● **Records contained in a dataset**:
##########
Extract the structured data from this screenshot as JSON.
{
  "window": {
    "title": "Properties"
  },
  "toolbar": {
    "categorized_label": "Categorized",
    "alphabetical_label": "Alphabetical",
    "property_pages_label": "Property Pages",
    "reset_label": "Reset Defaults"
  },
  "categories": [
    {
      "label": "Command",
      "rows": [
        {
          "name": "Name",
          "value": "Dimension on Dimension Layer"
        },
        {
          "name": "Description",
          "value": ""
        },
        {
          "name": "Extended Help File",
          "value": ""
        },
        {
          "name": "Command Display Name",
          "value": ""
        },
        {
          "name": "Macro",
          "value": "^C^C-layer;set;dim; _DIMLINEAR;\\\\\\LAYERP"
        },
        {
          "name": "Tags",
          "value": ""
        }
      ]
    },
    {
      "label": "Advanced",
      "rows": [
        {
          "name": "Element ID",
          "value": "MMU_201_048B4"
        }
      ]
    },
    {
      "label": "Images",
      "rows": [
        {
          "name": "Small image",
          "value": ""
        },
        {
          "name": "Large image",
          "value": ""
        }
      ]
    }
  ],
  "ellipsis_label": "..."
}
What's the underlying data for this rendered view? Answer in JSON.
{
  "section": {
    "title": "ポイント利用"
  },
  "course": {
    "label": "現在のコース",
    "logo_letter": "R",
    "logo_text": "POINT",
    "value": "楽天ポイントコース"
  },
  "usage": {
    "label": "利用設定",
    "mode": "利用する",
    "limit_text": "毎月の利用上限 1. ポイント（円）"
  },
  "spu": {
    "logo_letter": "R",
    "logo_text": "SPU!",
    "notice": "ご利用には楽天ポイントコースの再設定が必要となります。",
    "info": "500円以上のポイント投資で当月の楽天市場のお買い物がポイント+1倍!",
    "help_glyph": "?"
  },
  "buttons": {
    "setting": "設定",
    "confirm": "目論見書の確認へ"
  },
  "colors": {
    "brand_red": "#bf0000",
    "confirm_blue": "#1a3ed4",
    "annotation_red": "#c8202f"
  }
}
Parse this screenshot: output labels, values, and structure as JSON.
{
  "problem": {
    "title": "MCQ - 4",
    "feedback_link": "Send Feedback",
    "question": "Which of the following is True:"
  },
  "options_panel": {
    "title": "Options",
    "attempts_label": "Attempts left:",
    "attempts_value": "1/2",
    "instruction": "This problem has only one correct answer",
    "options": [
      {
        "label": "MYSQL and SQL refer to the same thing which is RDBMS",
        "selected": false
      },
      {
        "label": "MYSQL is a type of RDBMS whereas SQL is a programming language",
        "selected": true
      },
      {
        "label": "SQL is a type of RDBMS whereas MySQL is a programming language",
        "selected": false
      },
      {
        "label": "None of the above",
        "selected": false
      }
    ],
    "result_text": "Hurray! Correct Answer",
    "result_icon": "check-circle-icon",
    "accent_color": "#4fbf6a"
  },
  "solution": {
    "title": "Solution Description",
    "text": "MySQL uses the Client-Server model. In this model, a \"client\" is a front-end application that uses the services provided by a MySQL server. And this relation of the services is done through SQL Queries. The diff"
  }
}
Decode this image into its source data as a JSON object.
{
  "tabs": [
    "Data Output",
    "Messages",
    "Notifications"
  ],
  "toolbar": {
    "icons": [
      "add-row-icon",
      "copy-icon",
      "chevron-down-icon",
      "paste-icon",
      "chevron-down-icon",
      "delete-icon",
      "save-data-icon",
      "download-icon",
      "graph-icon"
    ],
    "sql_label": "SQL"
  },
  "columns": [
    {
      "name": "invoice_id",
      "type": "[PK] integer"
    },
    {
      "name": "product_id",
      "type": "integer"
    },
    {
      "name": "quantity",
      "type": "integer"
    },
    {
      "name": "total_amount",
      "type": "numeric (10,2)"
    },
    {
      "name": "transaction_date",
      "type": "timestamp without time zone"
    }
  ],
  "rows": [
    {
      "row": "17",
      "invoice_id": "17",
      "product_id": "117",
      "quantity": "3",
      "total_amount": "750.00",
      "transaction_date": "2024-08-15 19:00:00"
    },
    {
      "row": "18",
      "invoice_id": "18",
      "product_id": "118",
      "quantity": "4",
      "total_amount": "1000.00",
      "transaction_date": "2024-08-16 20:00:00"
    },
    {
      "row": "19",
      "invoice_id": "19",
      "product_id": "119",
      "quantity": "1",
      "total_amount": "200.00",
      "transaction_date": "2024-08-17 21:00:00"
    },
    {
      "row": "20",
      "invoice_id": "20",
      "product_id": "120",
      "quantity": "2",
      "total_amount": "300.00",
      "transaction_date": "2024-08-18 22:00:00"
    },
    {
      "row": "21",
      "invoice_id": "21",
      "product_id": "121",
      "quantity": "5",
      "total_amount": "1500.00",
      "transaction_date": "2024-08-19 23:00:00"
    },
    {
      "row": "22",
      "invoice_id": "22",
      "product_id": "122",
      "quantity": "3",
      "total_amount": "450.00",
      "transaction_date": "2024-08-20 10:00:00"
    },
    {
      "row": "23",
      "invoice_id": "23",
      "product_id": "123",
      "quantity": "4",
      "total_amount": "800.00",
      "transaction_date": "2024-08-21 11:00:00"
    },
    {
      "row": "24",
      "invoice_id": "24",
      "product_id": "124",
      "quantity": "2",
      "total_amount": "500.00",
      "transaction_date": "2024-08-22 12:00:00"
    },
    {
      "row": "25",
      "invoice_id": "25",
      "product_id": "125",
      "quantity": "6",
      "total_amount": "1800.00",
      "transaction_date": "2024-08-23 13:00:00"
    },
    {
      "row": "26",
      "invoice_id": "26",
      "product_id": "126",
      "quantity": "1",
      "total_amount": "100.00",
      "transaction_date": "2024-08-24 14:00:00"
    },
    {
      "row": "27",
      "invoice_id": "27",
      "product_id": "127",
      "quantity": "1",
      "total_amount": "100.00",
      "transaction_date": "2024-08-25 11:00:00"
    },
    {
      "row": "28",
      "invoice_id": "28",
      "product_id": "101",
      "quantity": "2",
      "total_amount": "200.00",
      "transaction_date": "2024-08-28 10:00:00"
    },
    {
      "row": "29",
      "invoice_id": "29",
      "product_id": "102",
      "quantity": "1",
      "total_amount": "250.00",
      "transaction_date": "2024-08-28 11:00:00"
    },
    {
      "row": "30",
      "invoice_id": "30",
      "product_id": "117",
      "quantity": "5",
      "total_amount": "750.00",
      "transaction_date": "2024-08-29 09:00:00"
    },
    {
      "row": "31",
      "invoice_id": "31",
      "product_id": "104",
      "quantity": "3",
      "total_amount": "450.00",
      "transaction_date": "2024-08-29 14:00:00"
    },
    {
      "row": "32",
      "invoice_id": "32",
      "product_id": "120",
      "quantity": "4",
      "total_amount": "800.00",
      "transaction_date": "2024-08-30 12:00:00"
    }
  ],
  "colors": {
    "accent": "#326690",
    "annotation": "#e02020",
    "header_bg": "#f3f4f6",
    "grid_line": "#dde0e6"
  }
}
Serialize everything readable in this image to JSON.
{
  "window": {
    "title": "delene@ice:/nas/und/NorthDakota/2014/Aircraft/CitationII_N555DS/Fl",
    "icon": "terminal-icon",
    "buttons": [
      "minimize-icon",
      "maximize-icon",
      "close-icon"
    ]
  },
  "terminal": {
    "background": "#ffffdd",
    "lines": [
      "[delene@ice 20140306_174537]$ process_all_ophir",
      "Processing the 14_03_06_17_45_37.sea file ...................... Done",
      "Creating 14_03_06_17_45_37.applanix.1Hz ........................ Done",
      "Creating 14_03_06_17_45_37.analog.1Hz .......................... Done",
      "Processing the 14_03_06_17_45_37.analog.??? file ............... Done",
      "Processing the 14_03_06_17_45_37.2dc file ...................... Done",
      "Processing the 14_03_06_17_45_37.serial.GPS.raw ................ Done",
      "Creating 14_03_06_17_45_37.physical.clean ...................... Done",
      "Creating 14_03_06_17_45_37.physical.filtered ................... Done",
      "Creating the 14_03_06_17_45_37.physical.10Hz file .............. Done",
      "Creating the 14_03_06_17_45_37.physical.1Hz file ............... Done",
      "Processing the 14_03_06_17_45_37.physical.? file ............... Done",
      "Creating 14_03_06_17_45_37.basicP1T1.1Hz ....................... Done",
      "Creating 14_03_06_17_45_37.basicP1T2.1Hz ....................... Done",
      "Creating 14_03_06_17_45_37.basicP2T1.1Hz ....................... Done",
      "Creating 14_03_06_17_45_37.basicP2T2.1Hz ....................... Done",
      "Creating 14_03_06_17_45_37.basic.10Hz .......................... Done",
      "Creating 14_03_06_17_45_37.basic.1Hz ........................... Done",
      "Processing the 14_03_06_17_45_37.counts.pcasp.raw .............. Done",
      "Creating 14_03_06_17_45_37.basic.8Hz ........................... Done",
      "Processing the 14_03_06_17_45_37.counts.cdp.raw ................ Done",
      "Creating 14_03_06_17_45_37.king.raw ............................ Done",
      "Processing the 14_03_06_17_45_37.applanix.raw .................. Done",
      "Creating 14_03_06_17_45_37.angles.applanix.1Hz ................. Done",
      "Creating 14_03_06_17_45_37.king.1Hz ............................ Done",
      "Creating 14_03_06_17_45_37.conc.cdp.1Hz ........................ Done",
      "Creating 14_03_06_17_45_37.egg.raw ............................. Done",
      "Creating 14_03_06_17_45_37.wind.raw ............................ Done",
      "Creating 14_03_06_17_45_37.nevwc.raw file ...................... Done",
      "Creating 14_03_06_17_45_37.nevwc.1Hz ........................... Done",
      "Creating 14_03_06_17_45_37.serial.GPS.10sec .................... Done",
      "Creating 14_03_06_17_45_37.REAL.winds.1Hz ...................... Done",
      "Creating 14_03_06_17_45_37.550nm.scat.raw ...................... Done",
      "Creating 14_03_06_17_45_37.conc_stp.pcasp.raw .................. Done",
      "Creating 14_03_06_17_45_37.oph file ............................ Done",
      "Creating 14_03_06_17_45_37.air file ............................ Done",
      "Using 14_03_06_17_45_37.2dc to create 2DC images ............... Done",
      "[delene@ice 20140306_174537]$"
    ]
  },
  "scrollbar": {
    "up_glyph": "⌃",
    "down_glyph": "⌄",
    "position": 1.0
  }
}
##########
Show the lines that mention the word "language".

        "label": "MYSQL is a type of RDBMS whereas SQL is a programming language",
        "label": "SQL is a type of RDBMS whereas MySQL is a programming language",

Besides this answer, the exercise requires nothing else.